Extracted material:
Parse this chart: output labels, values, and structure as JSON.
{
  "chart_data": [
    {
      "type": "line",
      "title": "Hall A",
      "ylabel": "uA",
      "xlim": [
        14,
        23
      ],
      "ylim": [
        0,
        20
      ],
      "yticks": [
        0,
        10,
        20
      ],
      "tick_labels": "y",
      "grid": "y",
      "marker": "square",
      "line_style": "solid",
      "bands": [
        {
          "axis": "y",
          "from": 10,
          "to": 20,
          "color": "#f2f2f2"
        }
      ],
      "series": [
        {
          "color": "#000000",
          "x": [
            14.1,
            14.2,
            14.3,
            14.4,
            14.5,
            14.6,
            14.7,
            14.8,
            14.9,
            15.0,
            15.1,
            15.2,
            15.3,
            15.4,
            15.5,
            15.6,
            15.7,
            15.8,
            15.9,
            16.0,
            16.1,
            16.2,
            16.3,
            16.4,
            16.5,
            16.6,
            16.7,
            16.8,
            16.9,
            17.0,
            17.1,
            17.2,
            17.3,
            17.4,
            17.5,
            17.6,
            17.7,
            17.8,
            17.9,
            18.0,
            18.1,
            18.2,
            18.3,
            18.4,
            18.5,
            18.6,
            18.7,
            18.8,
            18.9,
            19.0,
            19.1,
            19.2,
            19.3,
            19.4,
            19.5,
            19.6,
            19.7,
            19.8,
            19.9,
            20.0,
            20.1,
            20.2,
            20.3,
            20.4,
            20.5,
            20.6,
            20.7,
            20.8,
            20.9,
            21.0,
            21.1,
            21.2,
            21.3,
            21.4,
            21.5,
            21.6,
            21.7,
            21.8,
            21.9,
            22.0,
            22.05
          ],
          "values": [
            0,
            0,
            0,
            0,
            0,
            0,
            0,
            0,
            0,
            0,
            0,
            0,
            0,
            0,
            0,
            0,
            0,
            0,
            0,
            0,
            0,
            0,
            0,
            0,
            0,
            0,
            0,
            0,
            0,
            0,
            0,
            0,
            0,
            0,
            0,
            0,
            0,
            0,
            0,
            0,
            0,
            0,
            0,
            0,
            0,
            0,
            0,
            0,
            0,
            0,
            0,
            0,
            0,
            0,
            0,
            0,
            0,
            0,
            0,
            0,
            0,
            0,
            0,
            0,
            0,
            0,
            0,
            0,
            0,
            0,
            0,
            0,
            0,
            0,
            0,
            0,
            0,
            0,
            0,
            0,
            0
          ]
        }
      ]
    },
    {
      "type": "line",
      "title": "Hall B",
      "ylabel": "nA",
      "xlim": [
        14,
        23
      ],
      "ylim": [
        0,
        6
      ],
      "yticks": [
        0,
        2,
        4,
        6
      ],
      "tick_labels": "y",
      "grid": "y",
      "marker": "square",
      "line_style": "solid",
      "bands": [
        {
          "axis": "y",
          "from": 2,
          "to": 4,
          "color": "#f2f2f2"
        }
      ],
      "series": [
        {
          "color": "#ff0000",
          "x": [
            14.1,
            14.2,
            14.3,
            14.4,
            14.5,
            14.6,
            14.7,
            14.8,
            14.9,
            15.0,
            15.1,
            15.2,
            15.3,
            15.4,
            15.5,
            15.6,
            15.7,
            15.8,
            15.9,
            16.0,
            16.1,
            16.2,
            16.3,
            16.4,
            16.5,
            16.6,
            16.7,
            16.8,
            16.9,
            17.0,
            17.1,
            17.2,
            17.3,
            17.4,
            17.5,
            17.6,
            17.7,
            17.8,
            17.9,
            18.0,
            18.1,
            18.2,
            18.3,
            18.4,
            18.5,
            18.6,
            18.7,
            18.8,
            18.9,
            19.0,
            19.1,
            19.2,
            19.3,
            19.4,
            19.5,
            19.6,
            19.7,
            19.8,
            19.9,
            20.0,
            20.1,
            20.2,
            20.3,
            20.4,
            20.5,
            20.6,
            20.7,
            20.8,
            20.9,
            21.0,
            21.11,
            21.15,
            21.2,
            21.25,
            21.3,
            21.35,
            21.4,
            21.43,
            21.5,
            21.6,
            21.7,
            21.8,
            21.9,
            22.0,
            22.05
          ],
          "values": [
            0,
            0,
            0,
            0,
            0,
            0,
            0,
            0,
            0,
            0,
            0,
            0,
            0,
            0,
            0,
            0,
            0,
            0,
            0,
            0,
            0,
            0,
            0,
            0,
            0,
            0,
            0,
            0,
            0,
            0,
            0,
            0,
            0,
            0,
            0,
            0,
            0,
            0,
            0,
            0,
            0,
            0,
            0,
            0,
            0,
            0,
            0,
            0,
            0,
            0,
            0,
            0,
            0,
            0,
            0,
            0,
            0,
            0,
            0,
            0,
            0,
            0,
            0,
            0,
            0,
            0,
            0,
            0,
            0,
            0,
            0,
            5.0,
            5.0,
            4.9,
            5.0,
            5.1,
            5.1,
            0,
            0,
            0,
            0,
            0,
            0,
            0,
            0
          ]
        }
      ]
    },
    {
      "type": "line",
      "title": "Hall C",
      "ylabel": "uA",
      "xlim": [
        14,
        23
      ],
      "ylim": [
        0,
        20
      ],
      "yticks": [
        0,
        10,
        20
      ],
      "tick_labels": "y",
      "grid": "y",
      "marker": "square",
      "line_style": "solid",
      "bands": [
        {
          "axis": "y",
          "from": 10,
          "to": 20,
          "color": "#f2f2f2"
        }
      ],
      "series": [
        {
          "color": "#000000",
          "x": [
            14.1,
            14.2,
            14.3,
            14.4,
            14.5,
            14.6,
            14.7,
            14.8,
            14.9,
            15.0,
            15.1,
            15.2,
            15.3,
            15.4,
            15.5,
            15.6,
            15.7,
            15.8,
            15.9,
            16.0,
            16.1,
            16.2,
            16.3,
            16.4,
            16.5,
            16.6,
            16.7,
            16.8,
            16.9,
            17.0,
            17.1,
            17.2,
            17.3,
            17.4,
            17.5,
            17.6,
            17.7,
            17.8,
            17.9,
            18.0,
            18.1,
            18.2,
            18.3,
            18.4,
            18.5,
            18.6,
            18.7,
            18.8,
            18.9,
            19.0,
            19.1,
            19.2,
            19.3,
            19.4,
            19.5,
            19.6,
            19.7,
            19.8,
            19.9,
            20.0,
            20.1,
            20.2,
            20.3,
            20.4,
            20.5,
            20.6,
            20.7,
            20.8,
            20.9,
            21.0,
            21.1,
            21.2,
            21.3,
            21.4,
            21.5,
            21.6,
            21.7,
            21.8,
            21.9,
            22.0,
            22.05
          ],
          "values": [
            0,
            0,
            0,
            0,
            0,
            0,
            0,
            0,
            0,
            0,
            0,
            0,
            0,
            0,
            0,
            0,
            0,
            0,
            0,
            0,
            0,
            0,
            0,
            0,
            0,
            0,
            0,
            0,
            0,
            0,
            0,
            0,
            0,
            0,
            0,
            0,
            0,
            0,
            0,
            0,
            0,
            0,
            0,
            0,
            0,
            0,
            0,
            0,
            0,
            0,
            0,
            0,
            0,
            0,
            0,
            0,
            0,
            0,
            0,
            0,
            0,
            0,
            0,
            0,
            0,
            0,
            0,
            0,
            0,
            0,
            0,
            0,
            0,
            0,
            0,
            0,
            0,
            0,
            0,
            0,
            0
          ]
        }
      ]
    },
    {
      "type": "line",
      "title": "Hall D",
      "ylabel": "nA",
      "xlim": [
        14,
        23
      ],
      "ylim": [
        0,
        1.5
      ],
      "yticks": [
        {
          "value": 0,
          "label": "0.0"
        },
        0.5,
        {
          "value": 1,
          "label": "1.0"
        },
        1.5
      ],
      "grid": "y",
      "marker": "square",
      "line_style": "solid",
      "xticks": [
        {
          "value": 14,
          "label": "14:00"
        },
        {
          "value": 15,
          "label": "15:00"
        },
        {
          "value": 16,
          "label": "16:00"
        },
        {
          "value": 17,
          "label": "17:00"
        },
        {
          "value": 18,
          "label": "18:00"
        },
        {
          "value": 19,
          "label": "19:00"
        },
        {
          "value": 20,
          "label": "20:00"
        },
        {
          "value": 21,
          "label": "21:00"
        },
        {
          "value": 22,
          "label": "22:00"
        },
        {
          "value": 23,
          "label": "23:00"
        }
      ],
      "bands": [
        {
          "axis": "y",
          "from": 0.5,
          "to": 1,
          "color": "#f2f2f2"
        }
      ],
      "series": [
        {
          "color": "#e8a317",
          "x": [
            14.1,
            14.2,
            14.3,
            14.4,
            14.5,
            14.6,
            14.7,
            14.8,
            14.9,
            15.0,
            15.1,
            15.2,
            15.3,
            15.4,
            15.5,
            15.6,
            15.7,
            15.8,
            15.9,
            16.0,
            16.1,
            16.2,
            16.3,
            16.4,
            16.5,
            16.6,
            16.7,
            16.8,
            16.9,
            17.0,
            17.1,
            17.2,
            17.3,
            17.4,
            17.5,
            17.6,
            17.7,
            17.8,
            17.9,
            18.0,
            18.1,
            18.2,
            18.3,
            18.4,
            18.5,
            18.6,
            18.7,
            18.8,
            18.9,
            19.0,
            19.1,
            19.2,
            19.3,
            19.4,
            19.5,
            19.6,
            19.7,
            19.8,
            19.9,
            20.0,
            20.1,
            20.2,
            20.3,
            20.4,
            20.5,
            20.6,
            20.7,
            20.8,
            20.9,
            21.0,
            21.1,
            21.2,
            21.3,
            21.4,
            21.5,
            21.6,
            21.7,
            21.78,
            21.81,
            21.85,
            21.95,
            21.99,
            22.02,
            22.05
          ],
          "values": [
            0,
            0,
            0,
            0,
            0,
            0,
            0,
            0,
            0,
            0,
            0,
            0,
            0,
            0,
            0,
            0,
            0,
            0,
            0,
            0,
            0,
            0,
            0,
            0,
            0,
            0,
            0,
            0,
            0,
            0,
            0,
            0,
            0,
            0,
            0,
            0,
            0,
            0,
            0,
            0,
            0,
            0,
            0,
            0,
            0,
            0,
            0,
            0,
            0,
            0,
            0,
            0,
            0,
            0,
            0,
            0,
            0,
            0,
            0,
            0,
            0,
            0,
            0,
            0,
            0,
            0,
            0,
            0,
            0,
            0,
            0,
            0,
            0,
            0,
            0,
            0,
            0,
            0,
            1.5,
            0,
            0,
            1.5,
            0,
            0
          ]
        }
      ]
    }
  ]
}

Job: Using the records above, gather all lines where the string "Hall" is present.

Answer to this task:
      "title": "Hall A",
      "title": "Hall B",
      "title": "Hall C",
      "title": "Hall D",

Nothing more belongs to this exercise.